__WHAT YOU NEED TO DO__: Search the data for the word "broken" and copy every line where it occurs.

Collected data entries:

┄┄┄┄┄┄

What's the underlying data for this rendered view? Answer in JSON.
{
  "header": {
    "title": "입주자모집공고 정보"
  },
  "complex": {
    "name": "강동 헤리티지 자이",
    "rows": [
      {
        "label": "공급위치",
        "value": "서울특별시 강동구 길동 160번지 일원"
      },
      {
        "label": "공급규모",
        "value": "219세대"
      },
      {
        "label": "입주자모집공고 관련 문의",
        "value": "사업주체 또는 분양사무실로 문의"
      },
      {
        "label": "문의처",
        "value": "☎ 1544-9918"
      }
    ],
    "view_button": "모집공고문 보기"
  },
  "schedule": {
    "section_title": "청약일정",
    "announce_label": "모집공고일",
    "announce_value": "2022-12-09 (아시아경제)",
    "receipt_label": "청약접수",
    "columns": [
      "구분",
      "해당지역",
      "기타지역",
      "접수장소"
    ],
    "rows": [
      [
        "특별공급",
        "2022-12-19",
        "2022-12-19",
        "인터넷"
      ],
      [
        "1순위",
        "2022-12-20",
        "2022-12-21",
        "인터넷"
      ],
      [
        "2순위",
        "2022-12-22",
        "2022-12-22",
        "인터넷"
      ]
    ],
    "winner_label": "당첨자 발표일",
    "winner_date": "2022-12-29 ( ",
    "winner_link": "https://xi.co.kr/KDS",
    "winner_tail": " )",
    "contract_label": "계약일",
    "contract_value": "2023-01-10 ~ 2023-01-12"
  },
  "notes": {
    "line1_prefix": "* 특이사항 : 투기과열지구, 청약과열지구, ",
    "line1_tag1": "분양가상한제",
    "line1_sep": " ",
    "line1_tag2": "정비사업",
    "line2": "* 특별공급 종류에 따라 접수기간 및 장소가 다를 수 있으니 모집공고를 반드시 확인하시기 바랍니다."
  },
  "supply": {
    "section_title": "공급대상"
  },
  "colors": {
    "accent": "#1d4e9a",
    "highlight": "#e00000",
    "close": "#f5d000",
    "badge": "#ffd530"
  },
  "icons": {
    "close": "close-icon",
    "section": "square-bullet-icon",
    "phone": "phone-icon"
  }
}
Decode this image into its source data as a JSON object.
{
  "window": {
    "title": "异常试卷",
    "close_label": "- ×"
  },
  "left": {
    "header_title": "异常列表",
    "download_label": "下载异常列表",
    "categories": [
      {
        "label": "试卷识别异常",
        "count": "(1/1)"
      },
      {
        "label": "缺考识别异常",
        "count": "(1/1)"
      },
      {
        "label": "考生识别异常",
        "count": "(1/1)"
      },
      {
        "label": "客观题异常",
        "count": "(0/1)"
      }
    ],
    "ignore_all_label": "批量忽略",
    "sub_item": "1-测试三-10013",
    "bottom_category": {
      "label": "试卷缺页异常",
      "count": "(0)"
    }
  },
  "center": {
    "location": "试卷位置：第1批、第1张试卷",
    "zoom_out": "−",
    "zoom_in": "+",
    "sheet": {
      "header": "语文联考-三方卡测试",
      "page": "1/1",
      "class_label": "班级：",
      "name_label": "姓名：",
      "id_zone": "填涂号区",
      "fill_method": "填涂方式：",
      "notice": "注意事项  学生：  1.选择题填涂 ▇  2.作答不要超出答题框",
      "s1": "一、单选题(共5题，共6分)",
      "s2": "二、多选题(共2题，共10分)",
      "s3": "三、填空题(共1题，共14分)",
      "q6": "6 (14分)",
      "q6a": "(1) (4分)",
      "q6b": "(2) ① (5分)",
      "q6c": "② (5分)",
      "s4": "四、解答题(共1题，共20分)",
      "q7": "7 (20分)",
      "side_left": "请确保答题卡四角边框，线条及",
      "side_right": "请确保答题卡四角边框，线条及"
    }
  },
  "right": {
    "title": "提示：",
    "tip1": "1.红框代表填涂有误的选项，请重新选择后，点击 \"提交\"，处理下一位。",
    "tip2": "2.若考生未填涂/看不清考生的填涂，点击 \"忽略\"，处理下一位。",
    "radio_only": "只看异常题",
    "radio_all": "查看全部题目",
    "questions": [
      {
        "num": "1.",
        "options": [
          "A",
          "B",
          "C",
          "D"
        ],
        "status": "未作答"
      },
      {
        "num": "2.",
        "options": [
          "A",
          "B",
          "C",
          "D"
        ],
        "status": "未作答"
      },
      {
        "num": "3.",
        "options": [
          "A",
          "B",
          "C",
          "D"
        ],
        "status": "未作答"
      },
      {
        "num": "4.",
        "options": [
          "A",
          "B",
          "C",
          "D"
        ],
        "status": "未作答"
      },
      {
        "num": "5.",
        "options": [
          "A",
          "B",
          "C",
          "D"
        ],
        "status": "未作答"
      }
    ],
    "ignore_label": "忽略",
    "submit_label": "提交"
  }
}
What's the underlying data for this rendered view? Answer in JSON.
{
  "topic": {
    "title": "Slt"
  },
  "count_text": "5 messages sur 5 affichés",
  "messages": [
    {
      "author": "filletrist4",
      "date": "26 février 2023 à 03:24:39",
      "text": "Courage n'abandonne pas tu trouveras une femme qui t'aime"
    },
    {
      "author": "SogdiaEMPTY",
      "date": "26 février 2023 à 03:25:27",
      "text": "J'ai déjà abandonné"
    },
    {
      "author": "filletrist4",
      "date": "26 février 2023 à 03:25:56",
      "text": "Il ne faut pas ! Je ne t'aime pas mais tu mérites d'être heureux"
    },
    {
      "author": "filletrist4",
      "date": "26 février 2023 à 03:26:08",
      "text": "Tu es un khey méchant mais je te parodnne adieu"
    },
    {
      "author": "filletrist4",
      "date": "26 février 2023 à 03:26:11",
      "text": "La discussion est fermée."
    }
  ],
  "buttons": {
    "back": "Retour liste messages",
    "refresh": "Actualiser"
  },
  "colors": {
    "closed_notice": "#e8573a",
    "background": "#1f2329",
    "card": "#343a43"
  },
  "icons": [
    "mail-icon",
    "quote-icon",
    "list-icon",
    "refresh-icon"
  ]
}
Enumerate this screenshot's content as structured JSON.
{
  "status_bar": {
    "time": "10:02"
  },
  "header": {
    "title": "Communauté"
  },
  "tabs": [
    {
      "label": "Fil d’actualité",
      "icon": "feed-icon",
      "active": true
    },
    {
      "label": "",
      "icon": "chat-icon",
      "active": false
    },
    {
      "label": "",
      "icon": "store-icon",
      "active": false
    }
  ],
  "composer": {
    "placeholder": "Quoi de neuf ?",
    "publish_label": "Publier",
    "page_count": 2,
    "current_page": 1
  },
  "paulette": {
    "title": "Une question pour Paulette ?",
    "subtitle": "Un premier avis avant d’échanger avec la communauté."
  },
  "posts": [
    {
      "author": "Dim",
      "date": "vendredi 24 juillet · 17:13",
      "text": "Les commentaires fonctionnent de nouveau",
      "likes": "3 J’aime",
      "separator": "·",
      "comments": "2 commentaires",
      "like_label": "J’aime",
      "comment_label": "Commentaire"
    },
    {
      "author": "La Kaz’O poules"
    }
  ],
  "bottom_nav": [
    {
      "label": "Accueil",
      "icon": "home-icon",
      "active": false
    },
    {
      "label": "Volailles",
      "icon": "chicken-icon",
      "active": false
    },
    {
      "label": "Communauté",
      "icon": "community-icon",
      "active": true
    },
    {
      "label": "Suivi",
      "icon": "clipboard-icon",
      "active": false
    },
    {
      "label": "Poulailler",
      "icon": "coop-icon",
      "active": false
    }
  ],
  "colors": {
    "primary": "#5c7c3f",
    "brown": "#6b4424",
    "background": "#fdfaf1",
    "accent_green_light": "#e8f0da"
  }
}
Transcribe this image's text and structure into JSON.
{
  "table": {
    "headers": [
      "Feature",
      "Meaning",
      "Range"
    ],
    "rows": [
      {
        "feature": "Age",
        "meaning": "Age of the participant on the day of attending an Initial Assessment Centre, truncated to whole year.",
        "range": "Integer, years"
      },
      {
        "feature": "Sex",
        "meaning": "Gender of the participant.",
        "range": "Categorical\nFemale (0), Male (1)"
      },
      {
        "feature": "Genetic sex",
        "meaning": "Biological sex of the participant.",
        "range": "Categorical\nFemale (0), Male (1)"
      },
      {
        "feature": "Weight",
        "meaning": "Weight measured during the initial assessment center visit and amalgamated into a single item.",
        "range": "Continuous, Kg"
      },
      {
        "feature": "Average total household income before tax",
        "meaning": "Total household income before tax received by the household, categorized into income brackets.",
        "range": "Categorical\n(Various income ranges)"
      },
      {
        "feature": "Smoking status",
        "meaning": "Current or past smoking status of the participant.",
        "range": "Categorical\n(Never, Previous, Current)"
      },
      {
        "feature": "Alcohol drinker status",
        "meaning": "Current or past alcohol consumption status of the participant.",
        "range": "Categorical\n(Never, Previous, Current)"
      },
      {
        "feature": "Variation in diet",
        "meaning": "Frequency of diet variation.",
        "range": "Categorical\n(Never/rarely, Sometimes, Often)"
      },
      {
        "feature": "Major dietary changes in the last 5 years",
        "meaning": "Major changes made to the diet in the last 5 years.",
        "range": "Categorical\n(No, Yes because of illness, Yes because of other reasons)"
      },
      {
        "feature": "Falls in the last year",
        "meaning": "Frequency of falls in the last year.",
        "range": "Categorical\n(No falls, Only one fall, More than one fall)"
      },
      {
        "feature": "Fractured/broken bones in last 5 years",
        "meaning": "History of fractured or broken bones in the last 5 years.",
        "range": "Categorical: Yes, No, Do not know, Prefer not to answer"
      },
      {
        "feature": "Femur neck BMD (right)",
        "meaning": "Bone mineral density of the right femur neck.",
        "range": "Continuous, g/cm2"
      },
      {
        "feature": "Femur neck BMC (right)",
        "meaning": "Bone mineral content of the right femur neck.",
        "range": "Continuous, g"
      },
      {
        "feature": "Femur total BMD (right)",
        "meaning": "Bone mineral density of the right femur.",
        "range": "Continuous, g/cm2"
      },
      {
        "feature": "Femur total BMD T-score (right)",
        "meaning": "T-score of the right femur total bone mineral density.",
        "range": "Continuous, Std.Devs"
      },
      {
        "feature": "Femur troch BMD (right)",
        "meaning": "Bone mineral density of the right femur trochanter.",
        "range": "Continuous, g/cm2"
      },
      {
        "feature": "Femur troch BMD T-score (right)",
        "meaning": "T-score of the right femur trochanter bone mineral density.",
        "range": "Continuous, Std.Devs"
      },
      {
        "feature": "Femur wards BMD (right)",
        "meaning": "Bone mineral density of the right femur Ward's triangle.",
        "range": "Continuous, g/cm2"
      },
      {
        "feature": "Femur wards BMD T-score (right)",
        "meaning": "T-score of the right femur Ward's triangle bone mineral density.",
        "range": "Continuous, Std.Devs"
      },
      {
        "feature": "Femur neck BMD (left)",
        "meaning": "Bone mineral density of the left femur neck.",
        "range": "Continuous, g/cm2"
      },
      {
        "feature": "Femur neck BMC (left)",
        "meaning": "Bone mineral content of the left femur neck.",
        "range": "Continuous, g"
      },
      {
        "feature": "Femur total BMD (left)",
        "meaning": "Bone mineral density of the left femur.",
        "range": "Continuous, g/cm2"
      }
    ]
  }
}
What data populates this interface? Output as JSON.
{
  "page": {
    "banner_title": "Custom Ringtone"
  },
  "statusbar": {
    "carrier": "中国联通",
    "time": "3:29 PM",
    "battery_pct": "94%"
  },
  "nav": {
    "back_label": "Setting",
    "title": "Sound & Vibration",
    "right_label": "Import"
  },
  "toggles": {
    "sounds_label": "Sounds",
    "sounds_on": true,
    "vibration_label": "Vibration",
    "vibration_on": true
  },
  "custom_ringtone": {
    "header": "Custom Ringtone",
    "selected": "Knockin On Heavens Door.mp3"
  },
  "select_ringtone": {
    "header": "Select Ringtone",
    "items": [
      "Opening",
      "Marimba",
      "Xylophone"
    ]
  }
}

┄┄┄┄┄┄

__EXPECTED ANSWER__:
        "feature": "Fractured/broken bones in last 5 years",
        "meaning": "History of fractured or broken bones in the last 5 years.",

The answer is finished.